Task objective –
Pick out each line containing the string "subtitle".

[Saved entries]
------

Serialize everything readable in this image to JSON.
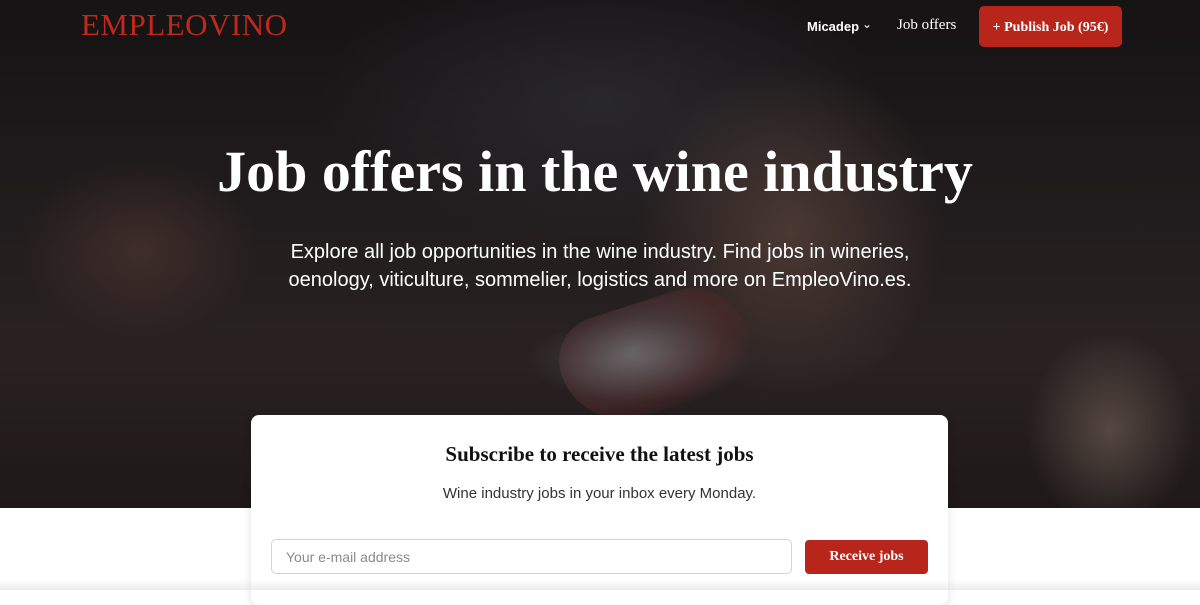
{
  "header": {
    "logo_text": "EMPLEOVINO",
    "user_menu_label": "Micadep",
    "nav_link_label": "Job offers",
    "publish_button_label": "+ Publish Job (95€)",
    "accent_color": "#b8261b"
  },
  "hero": {
    "title": "Job offers in the wine industry",
    "subtitle": "Explore all job opportunities in the wine industry. Find jobs in wineries, oenology, viticulture, sommelier, logistics and more on EmpleoVino.es."
  },
  "subscribe": {
    "title": "Subscribe to receive the latest jobs",
    "subtitle": "Wine industry jobs in your inbox every Monday.",
    "email_placeholder": "Your e-mail address",
    "button_label": "Receive jobs"
  },
  "icons": {
    "user_menu_chevron": "chevron-down-icon"
  }
}
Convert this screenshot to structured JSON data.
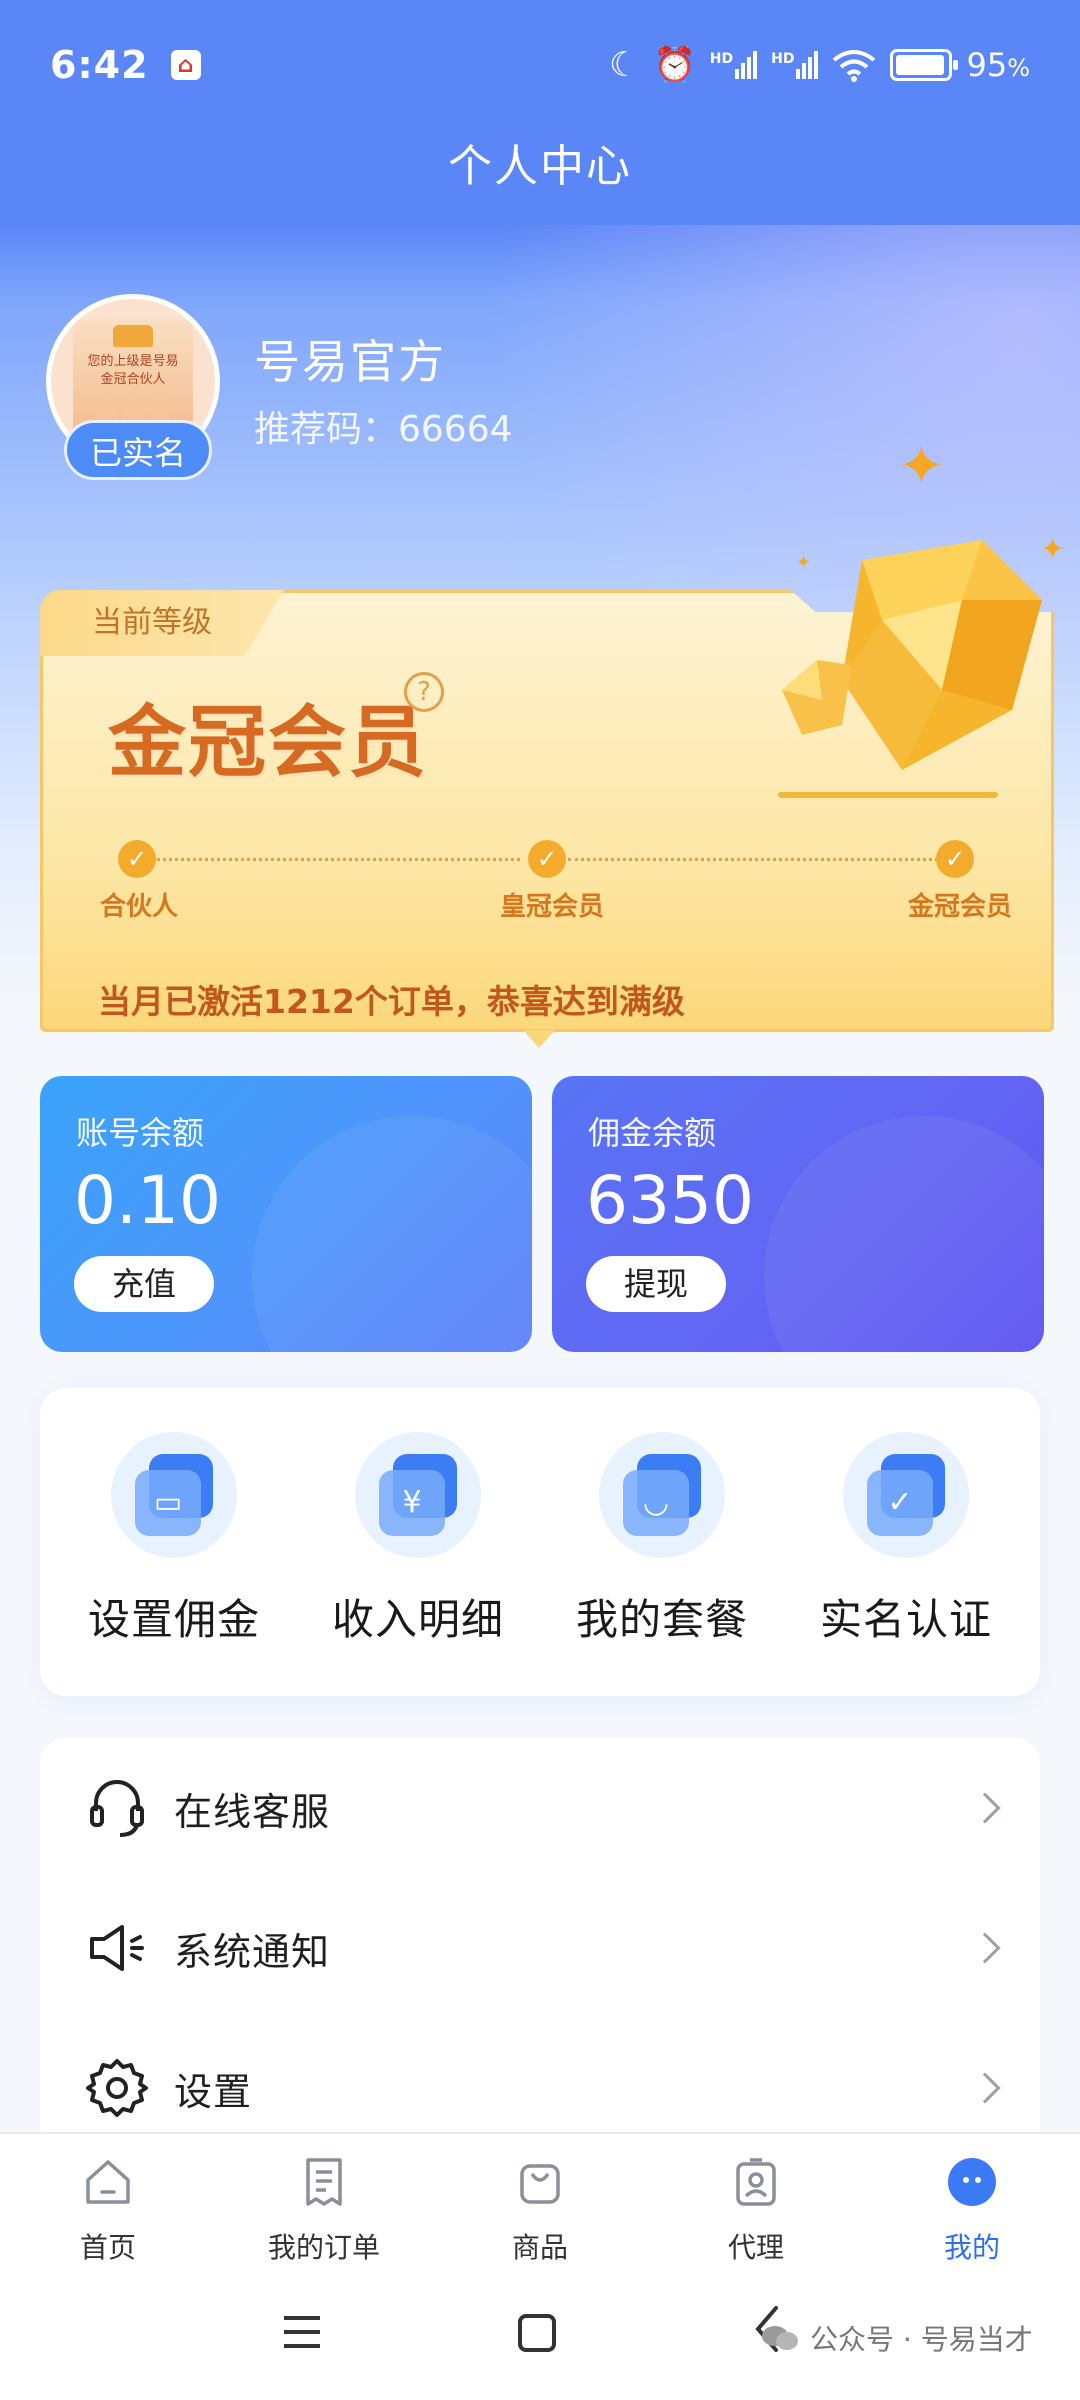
{
  "status_bar": {
    "time": "6:42",
    "battery_percent": "95",
    "battery_unit": "%",
    "signal1": "HD",
    "signal2": "HD"
  },
  "header": {
    "title": "个人中心"
  },
  "profile": {
    "name": "号易官方",
    "referral_code": "推荐码：66664",
    "verified_badge": "已实名",
    "avatar_text": [
      "您的上级是号易",
      "金冠合伙人"
    ]
  },
  "level_card": {
    "tab_label": "当前等级",
    "level_name": "金冠会员",
    "help": "?",
    "progress_fraction": 1.0,
    "steps": [
      "合伙人",
      "皇冠会员",
      "金冠会员"
    ],
    "message": "当月已激活1212个订单，恭喜达到满级"
  },
  "balances": {
    "account": {
      "label": "账号余额",
      "value": "0.10",
      "action": "充值"
    },
    "commission": {
      "label": "佣金余额",
      "value": "6350",
      "action": "提现"
    }
  },
  "quick_actions": [
    {
      "label": "设置佣金",
      "icon": "wallet-icon",
      "glyph": "▭"
    },
    {
      "label": "收入明细",
      "icon": "money-bag-icon",
      "glyph": "¥"
    },
    {
      "label": "我的套餐",
      "icon": "shopping-bag-icon",
      "glyph": "◡"
    },
    {
      "label": "实名认证",
      "icon": "user-verified-icon",
      "glyph": "✓"
    }
  ],
  "menu": [
    {
      "label": "在线客服",
      "icon": "headset-icon"
    },
    {
      "label": "系统通知",
      "icon": "speaker-icon"
    },
    {
      "label": "设置",
      "icon": "gear-icon"
    }
  ],
  "bottom_nav": [
    {
      "label": "首页",
      "icon": "home-icon",
      "active": false
    },
    {
      "label": "我的订单",
      "icon": "order-icon",
      "active": false
    },
    {
      "label": "商品",
      "icon": "bag-icon",
      "active": false
    },
    {
      "label": "代理",
      "icon": "agent-icon",
      "active": false
    },
    {
      "label": "我的",
      "icon": "profile-icon",
      "active": true
    }
  ],
  "watermark": "公众号 · 号易当才",
  "colors": {
    "primary": "#5b86f7",
    "accent_gold": "#f3ab2c",
    "active_nav": "#2f6ef2"
  }
}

------

Output of the task –
    "subtitle": "Explore all job opportunities in the wine industry. Find jobs in wineries, oenology, viticulture, sommelier, logistics and more on EmpleoVino.es."
    "subtitle": "Wine industry jobs in your inbox every Monday.",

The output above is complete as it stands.